§ **Фрагмент текста**
************
Письмо П. А. Вяземскому от 20 декабря 1829 г. «Старина и новизна», 1902, кн. 5, стр. 47.

152

Попытка набросать в основных чертах не легендарную, а реальную историю жизни в «Арапе» сделана мною в статье «Абрам Петрович Ганнибал — арап Петра Великого (к родословной Пушкина)». «Молодая гвардия», 1937, № 3, стр. 72–89. В ней приведены цитируемые ниже отрывки из писем Ганнибала и выдержки из многих архивных документов. См. еще: М. Вегнер. Предки Пушкина. М., «Советский писатель», 1937, стр. 11—151.

Не подражает Пушкин Констану и в языке своего романа. Автор «лучшей» русской допушкинской прозы Карамзин действительно строил свой язык во многом по французским образцам, в чем не без основания упрекали его некоторые современники. Пушкин учел блестящий для того времени опыт Констана, его стилевые принципы, но строил он в «Арапе» свою художественную прозу на основе и по законам русского языка. Даже в парижских главах «Арапа» нет или почти совсем нет галлицизмов, которые не раз попадаются у Пушкина и которые, по его собственному признанию, даже бывают ему «милы», но как «грехи» прошлой юности» (VI, 64). С перенесением же действия романа в отечественную среду язык его приобретает все более народный, в широком смысле этого слова, национально-русский отпечаток.
************
§ **Исходные записи**
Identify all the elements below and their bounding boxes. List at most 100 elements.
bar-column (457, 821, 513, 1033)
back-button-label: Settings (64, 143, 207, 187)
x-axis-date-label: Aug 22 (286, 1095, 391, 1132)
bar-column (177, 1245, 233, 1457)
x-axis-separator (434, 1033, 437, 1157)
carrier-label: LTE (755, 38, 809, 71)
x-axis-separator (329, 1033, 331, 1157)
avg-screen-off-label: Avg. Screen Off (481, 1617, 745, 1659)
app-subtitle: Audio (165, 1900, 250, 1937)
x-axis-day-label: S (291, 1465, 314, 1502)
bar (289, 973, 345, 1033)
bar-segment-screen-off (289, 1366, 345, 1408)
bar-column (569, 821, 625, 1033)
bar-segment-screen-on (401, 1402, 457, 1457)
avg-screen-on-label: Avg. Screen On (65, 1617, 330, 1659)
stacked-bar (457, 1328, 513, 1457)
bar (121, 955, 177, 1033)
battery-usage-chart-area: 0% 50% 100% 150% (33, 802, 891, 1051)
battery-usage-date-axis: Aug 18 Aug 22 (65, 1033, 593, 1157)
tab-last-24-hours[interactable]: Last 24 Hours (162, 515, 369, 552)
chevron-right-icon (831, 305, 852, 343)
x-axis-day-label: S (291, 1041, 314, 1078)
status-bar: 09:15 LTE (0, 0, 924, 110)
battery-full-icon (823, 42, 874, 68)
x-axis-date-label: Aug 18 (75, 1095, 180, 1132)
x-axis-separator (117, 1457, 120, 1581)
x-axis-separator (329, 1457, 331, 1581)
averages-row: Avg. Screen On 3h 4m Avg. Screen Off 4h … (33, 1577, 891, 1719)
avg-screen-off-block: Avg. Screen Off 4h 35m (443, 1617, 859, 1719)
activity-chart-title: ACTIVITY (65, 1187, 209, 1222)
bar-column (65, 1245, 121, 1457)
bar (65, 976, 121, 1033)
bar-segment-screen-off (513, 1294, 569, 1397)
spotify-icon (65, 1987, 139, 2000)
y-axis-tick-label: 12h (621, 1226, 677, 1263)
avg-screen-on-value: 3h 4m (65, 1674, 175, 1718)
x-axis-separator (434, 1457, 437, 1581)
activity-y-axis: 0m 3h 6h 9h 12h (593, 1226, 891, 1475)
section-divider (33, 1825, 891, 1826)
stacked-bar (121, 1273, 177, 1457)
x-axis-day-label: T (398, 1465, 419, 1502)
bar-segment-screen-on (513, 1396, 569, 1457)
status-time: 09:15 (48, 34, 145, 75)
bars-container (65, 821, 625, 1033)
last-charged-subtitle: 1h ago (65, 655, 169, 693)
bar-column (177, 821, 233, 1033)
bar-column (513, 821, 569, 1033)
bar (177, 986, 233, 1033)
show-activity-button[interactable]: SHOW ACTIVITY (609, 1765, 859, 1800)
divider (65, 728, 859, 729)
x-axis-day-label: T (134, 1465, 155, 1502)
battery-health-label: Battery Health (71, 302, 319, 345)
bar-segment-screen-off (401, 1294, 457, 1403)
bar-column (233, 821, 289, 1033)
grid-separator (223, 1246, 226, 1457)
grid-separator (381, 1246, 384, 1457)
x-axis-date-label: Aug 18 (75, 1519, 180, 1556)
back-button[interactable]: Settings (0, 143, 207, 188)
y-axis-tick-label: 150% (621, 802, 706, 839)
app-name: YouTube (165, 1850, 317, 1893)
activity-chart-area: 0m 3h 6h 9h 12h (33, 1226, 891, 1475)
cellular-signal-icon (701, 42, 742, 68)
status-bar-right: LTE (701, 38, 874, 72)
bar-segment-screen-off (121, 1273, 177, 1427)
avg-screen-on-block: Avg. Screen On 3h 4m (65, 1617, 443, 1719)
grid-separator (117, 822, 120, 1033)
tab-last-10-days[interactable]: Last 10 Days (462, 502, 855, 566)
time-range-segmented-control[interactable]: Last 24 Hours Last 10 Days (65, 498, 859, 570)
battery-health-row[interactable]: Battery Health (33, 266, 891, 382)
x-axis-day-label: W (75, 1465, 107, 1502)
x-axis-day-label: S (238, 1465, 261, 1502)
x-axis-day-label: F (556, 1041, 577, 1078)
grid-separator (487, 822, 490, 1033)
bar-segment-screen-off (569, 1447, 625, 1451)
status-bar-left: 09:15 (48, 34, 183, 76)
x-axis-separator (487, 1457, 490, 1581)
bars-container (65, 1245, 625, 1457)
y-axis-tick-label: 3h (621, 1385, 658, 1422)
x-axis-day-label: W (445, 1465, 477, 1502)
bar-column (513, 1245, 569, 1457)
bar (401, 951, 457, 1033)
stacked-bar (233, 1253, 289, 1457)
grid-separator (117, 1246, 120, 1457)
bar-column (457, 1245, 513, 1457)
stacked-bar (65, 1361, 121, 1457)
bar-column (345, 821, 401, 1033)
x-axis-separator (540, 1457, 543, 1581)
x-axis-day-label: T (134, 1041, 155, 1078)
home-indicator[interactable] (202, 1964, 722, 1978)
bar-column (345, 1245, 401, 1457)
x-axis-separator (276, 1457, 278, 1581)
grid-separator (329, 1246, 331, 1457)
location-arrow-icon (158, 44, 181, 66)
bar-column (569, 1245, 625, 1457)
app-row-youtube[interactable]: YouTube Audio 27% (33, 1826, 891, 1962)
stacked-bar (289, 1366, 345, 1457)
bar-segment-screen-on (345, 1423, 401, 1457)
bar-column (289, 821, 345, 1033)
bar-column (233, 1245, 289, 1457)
************
§ **Что нужно сделать**
(a) Извлеките из текста о пушкинском «Арапе» отрывок между словами «Письмо П. А.» и «1937, стр. 11—151.» включительно.
(b) Перепишите без изменений записи от самого начала до строки, содержащей «tab-last-24-hours[interactable]: Last 24», включительно.

§ **Ответы к заданиям**
(a)
Письмо П. А. Вяземскому от 20 декабря 1829 г. «Старина и новизна», 1902, кн. 5, стр. 47.

152

Попытка набросать в основных чертах не легендарную, а реальную историю жизни в «Арапе» сделана мною в статье «Абрам Петрович Ганнибал — арап Петра Великого (к родословной Пушкина)». «Молодая гвардия», 1937, № 3, стр. 72–89. В ней приведены цитируемые ниже отрывки из писем Ганнибала и выдержки из многих архивных документов. См. еще: М. Вегнер. Предки Пушкина. М., «Советский писатель», 1937, стр. 11—151.

(b)
Identify all the elements below and their bounding boxes. List at most 100 elements.
bar-column (457, 821, 513, 1033)
back-button-label: Settings (64, 143, 207, 187)
x-axis-date-label: Aug 22 (286, 1095, 391, 1132)
bar-column (177, 1245, 233, 1457)
x-axis-separator (434, 1033, 437, 1157)
carrier-label: LTE (755, 38, 809, 71)
x-axis-separator (329, 1033, 331, 1157)
avg-screen-off-label: Avg. Screen Off (481, 1617, 745, 1659)
app-subtitle: Audio (165, 1900, 250, 1937)
x-axis-day-label: S (291, 1465, 314, 1502)
bar (289, 973, 345, 1033)
bar-segment-screen-off (289, 1366, 345, 1408)
bar-column (569, 821, 625, 1033)
bar-segment-screen-on (401, 1402, 457, 1457)
avg-screen-on-label: Avg. Screen On (65, 1617, 330, 1659)
stacked-bar (457, 1328, 513, 1457)
bar (121, 955, 177, 1033)
battery-usage-chart-area: 0% 50% 100% 150% (33, 802, 891, 1051)
battery-usage-date-axis: Aug 18 Aug 22 (65, 1033, 593, 1157)
tab-last-24-hours[interactable]: Last 24 Hours (162, 515, 369, 552)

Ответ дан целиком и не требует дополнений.